Data items
+---+

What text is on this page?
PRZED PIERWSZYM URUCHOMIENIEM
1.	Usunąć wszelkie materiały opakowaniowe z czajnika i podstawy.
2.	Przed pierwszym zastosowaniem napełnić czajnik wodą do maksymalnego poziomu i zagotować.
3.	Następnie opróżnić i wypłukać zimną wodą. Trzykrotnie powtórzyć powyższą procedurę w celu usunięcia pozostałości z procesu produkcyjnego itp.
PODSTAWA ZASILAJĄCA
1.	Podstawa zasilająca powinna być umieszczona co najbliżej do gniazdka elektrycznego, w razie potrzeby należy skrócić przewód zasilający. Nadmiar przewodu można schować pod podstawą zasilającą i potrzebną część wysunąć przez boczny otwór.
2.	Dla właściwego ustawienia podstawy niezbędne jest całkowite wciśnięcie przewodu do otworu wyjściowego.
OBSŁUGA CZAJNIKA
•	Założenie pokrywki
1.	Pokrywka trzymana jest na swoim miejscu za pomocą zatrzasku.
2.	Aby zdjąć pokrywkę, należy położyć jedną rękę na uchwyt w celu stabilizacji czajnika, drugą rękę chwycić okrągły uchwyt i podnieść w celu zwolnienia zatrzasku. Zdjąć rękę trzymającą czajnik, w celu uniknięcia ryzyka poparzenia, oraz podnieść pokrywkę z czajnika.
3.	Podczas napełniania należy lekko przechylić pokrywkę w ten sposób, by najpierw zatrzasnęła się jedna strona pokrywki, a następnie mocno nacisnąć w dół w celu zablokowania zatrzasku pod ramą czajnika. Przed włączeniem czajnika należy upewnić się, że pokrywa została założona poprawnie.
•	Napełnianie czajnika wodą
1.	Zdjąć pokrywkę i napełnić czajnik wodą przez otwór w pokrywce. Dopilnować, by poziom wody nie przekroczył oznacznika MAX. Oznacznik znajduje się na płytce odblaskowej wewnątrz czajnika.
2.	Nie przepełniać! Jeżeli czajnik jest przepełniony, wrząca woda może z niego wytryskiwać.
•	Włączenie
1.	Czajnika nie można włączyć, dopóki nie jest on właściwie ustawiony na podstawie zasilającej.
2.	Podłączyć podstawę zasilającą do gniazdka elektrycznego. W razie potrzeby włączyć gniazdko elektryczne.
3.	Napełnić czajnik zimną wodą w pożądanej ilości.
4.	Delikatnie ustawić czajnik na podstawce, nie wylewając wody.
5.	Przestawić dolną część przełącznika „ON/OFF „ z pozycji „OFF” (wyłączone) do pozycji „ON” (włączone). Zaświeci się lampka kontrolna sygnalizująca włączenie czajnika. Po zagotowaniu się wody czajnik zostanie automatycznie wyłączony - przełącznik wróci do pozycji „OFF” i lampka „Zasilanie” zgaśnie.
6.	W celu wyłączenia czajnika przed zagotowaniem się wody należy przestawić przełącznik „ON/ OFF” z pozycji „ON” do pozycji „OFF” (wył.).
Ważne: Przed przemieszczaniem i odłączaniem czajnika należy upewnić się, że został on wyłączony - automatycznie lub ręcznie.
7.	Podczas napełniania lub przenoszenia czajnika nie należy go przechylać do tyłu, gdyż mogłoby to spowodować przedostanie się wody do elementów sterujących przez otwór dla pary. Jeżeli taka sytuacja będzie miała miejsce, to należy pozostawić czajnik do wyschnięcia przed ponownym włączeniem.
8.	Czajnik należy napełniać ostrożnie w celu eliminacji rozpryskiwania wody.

+---+

Prompt: Copy each line of the data above without altering a single character.

The response:
What text is on this page?
PRZED PIERWSZYM URUCHOMIENIEM
1.	Usunąć wszelkie materiały opakowaniowe z czajnika i podstawy.
2.	Przed pierwszym zastosowaniem napełnić czajnik wodą do maksymalnego poziomu i zagotować.
3.	Następnie opróżnić i wypłukać zimną wodą. Trzykrotnie powtórzyć powyższą procedurę w celu usunięcia pozostałości z procesu produkcyjnego itp.
PODSTAWA ZASILAJĄCA
1.	Podstawa zasilająca powinna być umieszczona co najbliżej do gniazdka elektrycznego, w razie potrzeby należy skrócić przewód zasilający. Nadmiar przewodu można schować pod podstawą zasilającą i potrzebną część wysunąć przez boczny otwór.
2.	Dla właściwego ustawienia podstawy niezbędne jest całkowite wciśnięcie przewodu do otworu wyjściowego.
OBSŁUGA CZAJNIKA
•	Założenie pokrywki
1.	Pokrywka trzymana jest na swoim miejscu za pomocą zatrzasku.
2.	Aby zdjąć pokrywkę, należy położyć jedną rękę na uchwyt w celu stabilizacji czajnika, drugą rękę chwycić okrągły uchwyt i podnieść w celu zwolnienia zatrzasku. Zdjąć rękę trzymającą czajnik, w celu uniknięcia ryzyka poparzenia, oraz podnieść pokrywkę z czajnika.
3.	Podczas napełniania należy lekko przechylić pokrywkę w ten sposób, by najpierw zatrzasnęła się jedna strona pokrywki, a następnie mocno nacisnąć w dół w celu zablokowania zatrzasku pod ramą czajnika. Przed włączeniem czajnika należy upewnić się, że pokrywa została założona poprawnie.
•	Napełnianie czajnika wodą
1.	Zdjąć pokrywkę i napełnić czajnik wodą przez otwór w pokrywce. Dopilnować, by poziom wody nie przekroczył oznacznika MAX. Oznacznik znajduje się na płytce odblaskowej wewnątrz czajnika.
2.	Nie przepełniać! Jeżeli czajnik jest przepełniony, wrząca woda może z niego wytryskiwać.
•	Włączenie
1.	Czajnika nie można włączyć, dopóki nie jest on właściwie ustawiony na podstawie zasilającej.
2.	Podłączyć podstawę zasilającą do gniazdka elektrycznego. W razie potrzeby włączyć gniazdko elektryczne.
3.	Napełnić czajnik zimną wodą w pożądanej ilości.
4.	Delikatnie ustawić czajnik na podstawce, nie wylewając wody.
5.	Przestawić dolną część przełącznika „ON/OFF „ z pozycji „OFF” (wyłączone) do pozycji „ON” (włączone). Zaświeci się lampka kontrolna sygnalizująca włączenie czajnika. Po zagotowaniu się wody czajnik zostanie automatycznie wyłączony - przełącznik wróci do pozycji „OFF” i lampka „Zasilanie” zgaśnie.
6.	W celu wyłączenia czajnika przed zagotowaniem się wody należy przestawić przełącznik „ON/ OFF” z pozycji „ON” do pozycji „OFF” (wył.).
Ważne: Przed przemieszczaniem i odłączaniem czajnika należy upewnić się, że został on wyłączony - automatycznie lub ręcznie.
7.	Podczas napełniania lub przenoszenia czajnika nie należy go przechylać do tyłu, gdyż mogłoby to spowodować przedostanie się wody do elementów sterujących przez otwór dla pary. Jeżeli taka sytuacja będzie miała miejsce, to należy pozostawić czajnik do wyschnięcia przed ponownym włączeniem.
8.	Czajnik należy napełniać ostrożnie w celu eliminacji rozpryskiwania wody.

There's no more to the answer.